■ **WHAT THE EXERCISE ASKS**: Locate each line with the string "Instituto" in the listing below and copy it.

[Figure record listings]
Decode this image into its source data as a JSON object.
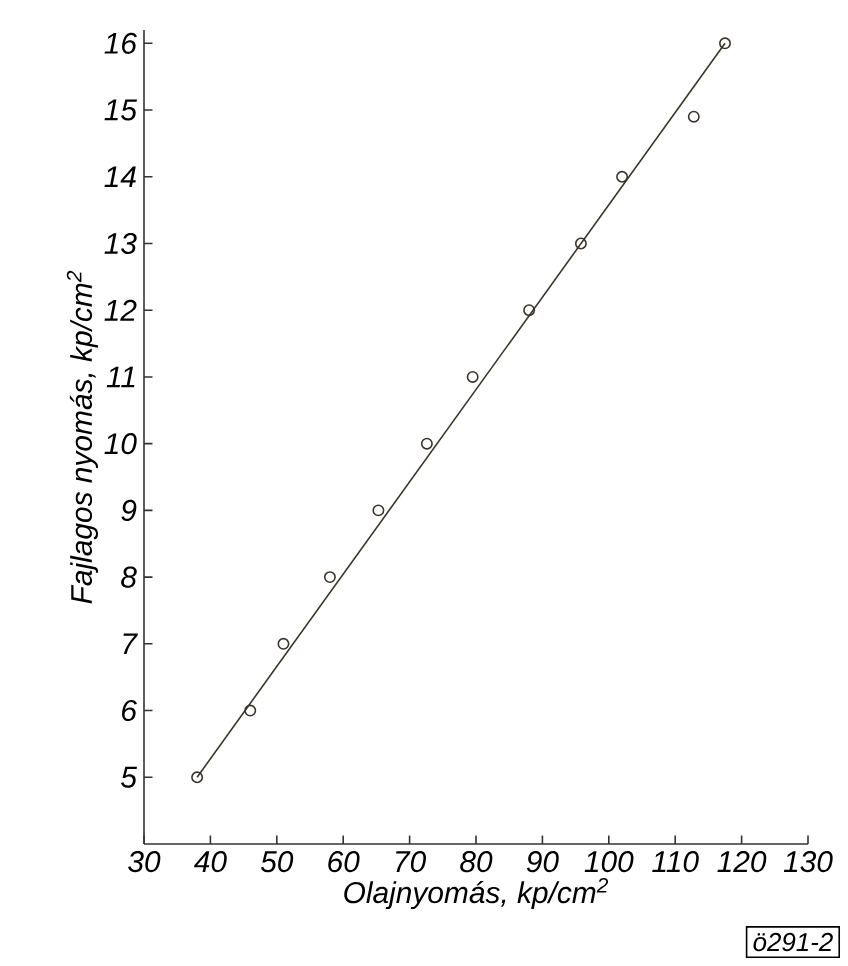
{
  "chart_data": {
    "type": "scatter",
    "xlabel": "Olajnyomás, kp/cm$^{2}$",
    "ylabel": "Fajlagos nyomás, kp/cm$^{2}$",
    "series": [
      {
        "color": "#3a3528",
        "marker": "circle",
        "x": [
          38,
          46,
          51,
          58,
          65.3,
          72.6,
          79.5,
          88,
          95.8,
          102,
          112.8,
          117.5
        ],
        "values": [
          5,
          6,
          7,
          8,
          9,
          10,
          11,
          12,
          13,
          14,
          14.9,
          16
        ]
      },
      {
        "type": "line",
        "color": "#3a3528",
        "line_style": "solid",
        "x": [
          38,
          117.5
        ],
        "values": [
          5,
          16
        ]
      }
    ],
    "xlim": [
      30,
      130
    ],
    "ylim": [
      4,
      16.2
    ],
    "xticks": [
      30,
      40,
      50,
      60,
      70,
      80,
      90,
      100,
      110,
      120,
      130
    ],
    "yticks": [
      5,
      6,
      7,
      8,
      9,
      10,
      11,
      12,
      13,
      14,
      15,
      16
    ],
    "annotations": [
      "ö291-2"
    ]
  }
}
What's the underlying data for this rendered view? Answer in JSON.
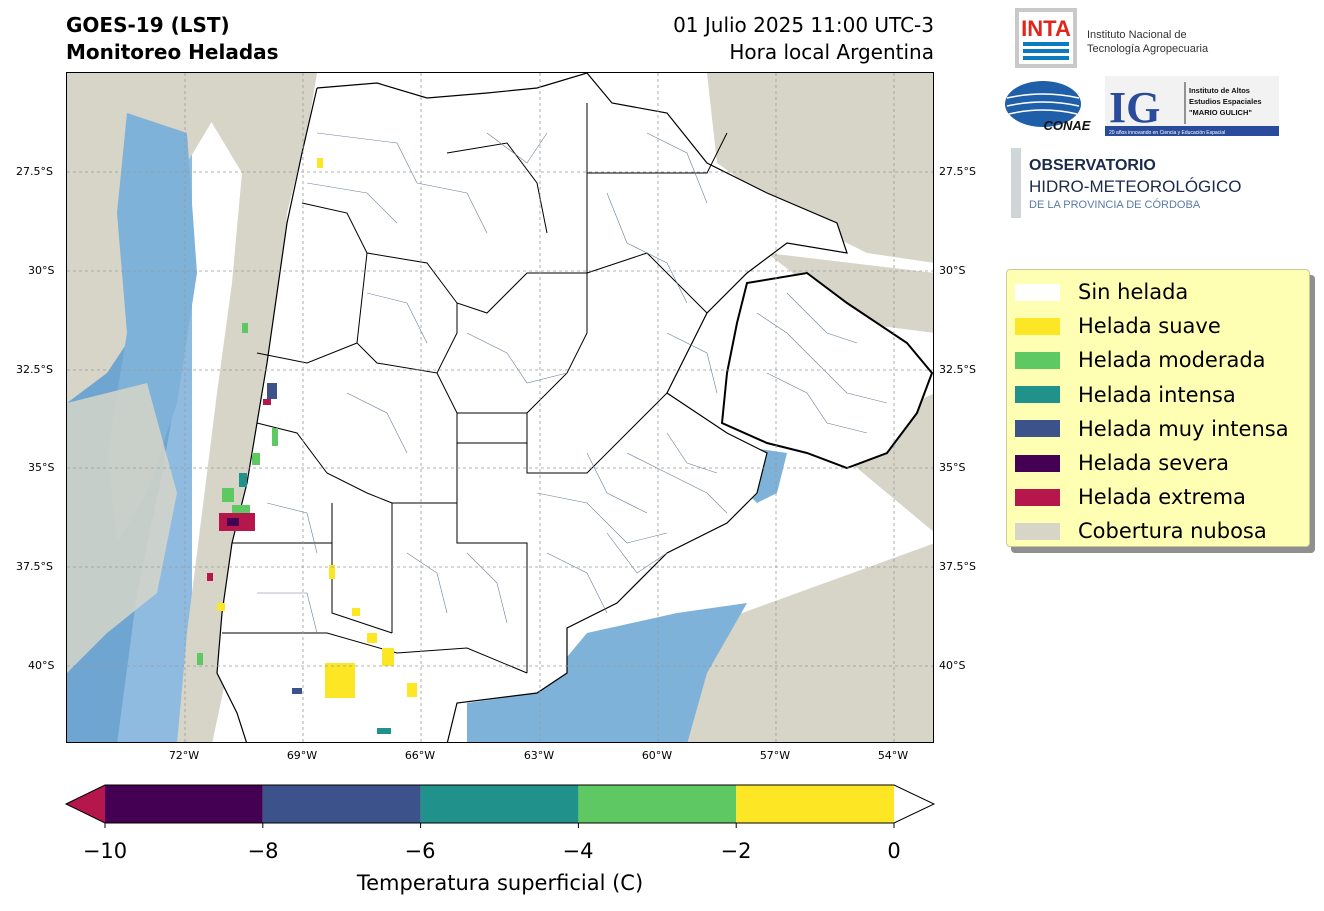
{
  "header": {
    "title_line1": "GOES-19 (LST)",
    "title_line2": "Monitoreo Heladas",
    "date_line": "01 Julio 2025 11:00 UTC-3",
    "local_line": "Hora local Argentina"
  },
  "map": {
    "latitude_labels": [
      "27.5°S",
      "30°S",
      "32.5°S",
      "35°S",
      "37.5°S",
      "40°S"
    ],
    "longitude_labels": [
      "72°W",
      "69°W",
      "66°W",
      "63°W",
      "60°W",
      "57°W",
      "54°W"
    ],
    "grid": "dashed",
    "colors": {
      "ocean_satellite": "#7eb2d8",
      "cloud": "#d6d5c8",
      "no_frost": "#ffffff",
      "borders": "#000000",
      "departments": "#6d7f96"
    }
  },
  "logos": {
    "inta_mark": "INTA",
    "inta_name_line1": "Instituto Nacional de",
    "inta_name_line2": "Tecnología Agropecuaria",
    "conae_mark": "CONAE",
    "ig_mark": "IG",
    "ig_name_line1": "Instituto de Altos",
    "ig_name_line2": "Estudios Espaciales",
    "ig_name_line3": "\"MARIO GULICH\"",
    "ig_tagline": "20 años innovando en Ciencia y Educación Espacial",
    "observatorio_line1": "OBSERVATORIO",
    "observatorio_line2": "HIDRO-METEOROLÓGICO",
    "observatorio_line3": "DE LA PROVINCIA DE CÓRDOBA"
  },
  "legend": {
    "items": [
      {
        "label": "Sin helada",
        "color": "#ffffff"
      },
      {
        "label": "Helada suave",
        "color": "#fde725"
      },
      {
        "label": "Helada moderada",
        "color": "#5ec962"
      },
      {
        "label": "Helada intensa",
        "color": "#21918c"
      },
      {
        "label": "Helada muy intensa",
        "color": "#3b528b"
      },
      {
        "label": "Helada severa",
        "color": "#440154"
      },
      {
        "label": "Helada extrema",
        "color": "#b5174c"
      },
      {
        "label": "Cobertura nubosa",
        "color": "#d6d5c8"
      }
    ]
  },
  "colorbar": {
    "ticks": [
      "−10",
      "−8",
      "−6",
      "−4",
      "−2",
      "0"
    ],
    "label": "Temperatura superficial (C)",
    "bins": [
      {
        "from": -10,
        "to": -8,
        "color": "#440154"
      },
      {
        "from": -8,
        "to": -6,
        "color": "#3b528b"
      },
      {
        "from": -6,
        "to": -4,
        "color": "#21918c"
      },
      {
        "from": -4,
        "to": -2,
        "color": "#5ec962"
      },
      {
        "from": -2,
        "to": 0,
        "color": "#fde725"
      }
    ],
    "under_color": "#b5174c",
    "over_color": "#ffffff"
  }
}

■ **ANSWER FOR THE TASK**:
    "inta_name_line1": "Instituto Nacional de",
    "ig_name_line1": "Instituto de Altos",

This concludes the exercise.